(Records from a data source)
+===+
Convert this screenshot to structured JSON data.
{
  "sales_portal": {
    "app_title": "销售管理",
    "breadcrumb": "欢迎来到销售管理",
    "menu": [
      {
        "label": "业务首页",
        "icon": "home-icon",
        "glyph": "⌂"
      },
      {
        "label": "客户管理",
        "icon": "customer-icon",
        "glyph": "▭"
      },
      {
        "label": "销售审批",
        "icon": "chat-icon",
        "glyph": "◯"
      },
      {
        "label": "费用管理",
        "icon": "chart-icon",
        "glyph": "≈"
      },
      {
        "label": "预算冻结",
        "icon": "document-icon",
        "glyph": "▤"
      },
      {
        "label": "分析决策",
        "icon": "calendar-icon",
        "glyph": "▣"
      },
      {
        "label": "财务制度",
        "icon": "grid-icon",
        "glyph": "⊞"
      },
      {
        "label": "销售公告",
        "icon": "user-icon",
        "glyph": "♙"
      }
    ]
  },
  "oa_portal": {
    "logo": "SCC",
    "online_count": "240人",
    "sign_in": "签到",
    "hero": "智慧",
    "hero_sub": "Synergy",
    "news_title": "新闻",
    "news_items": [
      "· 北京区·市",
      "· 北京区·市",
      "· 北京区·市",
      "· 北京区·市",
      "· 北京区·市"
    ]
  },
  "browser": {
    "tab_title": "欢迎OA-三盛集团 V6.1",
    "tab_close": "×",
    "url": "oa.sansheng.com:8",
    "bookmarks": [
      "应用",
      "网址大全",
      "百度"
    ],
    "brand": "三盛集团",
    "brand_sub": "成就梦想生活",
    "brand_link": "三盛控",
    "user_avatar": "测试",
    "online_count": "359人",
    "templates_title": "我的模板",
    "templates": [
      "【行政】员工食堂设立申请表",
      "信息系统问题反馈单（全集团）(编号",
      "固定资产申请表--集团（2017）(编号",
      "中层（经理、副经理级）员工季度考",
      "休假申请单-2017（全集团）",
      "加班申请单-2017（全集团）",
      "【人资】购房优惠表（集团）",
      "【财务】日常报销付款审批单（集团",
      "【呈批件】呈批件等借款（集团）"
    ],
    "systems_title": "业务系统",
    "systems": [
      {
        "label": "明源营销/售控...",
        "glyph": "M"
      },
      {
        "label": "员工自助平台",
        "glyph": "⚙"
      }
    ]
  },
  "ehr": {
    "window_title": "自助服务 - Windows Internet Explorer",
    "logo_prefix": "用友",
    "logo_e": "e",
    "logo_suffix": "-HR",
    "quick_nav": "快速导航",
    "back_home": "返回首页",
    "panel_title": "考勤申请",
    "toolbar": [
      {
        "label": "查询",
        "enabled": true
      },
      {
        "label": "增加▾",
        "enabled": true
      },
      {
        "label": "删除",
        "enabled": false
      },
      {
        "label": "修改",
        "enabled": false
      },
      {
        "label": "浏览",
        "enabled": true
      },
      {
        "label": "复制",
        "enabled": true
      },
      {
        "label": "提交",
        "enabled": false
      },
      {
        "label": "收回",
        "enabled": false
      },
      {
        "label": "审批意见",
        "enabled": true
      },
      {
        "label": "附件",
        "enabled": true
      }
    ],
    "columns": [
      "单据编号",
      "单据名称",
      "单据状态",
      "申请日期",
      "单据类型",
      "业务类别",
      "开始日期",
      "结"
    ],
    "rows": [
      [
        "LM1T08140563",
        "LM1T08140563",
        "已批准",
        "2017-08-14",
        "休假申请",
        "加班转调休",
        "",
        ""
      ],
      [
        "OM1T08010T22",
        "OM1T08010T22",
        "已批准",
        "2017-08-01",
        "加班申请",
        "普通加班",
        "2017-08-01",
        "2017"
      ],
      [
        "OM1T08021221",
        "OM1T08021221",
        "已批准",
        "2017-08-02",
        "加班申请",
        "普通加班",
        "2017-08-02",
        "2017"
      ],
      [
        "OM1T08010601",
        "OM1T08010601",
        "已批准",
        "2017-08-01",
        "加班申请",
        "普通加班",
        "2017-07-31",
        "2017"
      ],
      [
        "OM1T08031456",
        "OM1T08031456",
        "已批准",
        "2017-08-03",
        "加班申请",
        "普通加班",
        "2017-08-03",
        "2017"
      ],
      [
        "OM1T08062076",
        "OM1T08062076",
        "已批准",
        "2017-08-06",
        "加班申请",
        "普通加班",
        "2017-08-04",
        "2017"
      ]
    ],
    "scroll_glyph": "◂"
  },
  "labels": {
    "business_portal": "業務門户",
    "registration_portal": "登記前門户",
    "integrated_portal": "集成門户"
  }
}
+===+
#### What you are asked to do
Retype every record above exactly as written.

#### Full response
Convert this screenshot to structured JSON data.
{
  "sales_portal": {
    "app_title": "销售管理",
    "breadcrumb": "欢迎来到销售管理",
    "menu": [
      {
        "label": "业务首页",
        "icon": "home-icon",
        "glyph": "⌂"
      },
      {
        "label": "客户管理",
        "icon": "customer-icon",
        "glyph": "▭"
      },
      {
        "label": "销售审批",
        "icon": "chat-icon",
        "glyph": "◯"
      },
      {
        "label": "费用管理",
        "icon": "chart-icon",
        "glyph": "≈"
      },
      {
        "label": "预算冻结",
        "icon": "document-icon",
        "glyph": "▤"
      },
      {
        "label": "分析决策",
        "icon": "calendar-icon",
        "glyph": "▣"
      },
      {
        "label": "财务制度",
        "icon": "grid-icon",
        "glyph": "⊞"
      },
      {
        "label": "销售公告",
        "icon": "user-icon",
        "glyph": "♙"
      }
    ]
  },
  "oa_portal": {
    "logo": "SCC",
    "online_count": "240人",
    "sign_in": "签到",
    "hero": "智慧",
    "hero_sub": "Synergy",
    "news_title": "新闻",
    "news_items": [
      "· 北京区·市",
      "· 北京区·市",
      "· 北京区·市",
      "· 北京区·市",
      "· 北京区·市"
    ]
  },
  "browser": {
    "tab_title": "欢迎OA-三盛集团 V6.1",
    "tab_close": "×",
    "url": "oa.sansheng.com:8",
    "bookmarks": [
      "应用",
      "网址大全",
      "百度"
    ],
    "brand": "三盛集团",
    "brand_sub": "成就梦想生活",
    "brand_link": "三盛控",
    "user_avatar": "测试",
    "online_count": "359人",
    "templates_title": "我的模板",
    "templates": [
      "【行政】员工食堂设立申请表",
      "信息系统问题反馈单（全集团）(编号",
      "固定资产申请表--集团（2017）(编号",
      "中层（经理、副经理级）员工季度考",
      "休假申请单-2017（全集团）",
      "加班申请单-2017（全集团）",
      "【人资】购房优惠表（集团）",
      "【财务】日常报销付款审批单（集团",
      "【呈批件】呈批件等借款（集团）"
    ],
    "systems_title": "业务系统",
    "systems": [
      {
        "label": "明源营销/售控...",
        "glyph": "M"
      },
      {
        "label": "员工自助平台",
        "glyph": "⚙"
      }
    ]
  },
  "ehr": {
    "window_title": "自助服务 - Windows Internet Explorer",
    "logo_prefix": "用友",
    "logo_e": "e",
    "logo_suffix": "-HR",
    "quick_nav": "快速导航",
    "back_home": "返回首页",
    "panel_title": "考勤申请",
    "toolbar": [
      {
        "label": "查询",
        "enabled": true
      },
      {
        "label": "增加▾",
        "enabled": true
      },
      {
        "label": "删除",
        "enabled": false
      },
      {
        "label": "修改",
        "enabled": false
      },
      {
        "label": "浏览",
        "enabled": true
      },
      {
        "label": "复制",
        "enabled": true
      },
      {
        "label": "提交",
        "enabled": false
      },
      {
        "label": "收回",
        "enabled": false
      },
      {
        "label": "审批意见",
        "enabled": true
      },
      {
        "label": "附件",
        "enabled": true
      }
    ],
    "columns": [
      "单据编号",
      "单据名称",
      "单据状态",
      "申请日期",
      "单据类型",
      "业务类别",
      "开始日期",
      "结"
    ],
    "rows": [
      [
        "LM1T08140563",
        "LM1T08140563",
        "已批准",
        "2017-08-14",
        "休假申请",
        "加班转调休",
        "",
        ""
      ],
      [
        "OM1T08010T22",
        "OM1T08010T22",
        "已批准",
        "2017-08-01",
        "加班申请",
        "普通加班",
        "2017-08-01",
        "2017"
      ],
      [
        "OM1T08021221",
        "OM1T08021221",
        "已批准",
        "2017-08-02",
        "加班申请",
        "普通加班",
        "2017-08-02",
        "2017"
      ],
      [
        "OM1T08010601",
        "OM1T08010601",
        "已批准",
        "2017-08-01",
        "加班申请",
        "普通加班",
        "2017-07-31",
        "2017"
      ],
      [
        "OM1T08031456",
        "OM1T08031456",
        "已批准",
        "2017-08-03",
        "加班申请",
        "普通加班",
        "2017-08-03",
        "2017"
      ],
      [
        "OM1T08062076",
        "OM1T08062076",
        "已批准",
        "2017-08-06",
        "加班申请",
        "普通加班",
        "2017-08-04",
        "2017"
      ]
    ],
    "scroll_glyph": "◂"
  },
  "labels": {
    "business_portal": "業務門户",
    "registration_portal": "登記前門户",
    "integrated_portal": "集成門户"
  }
}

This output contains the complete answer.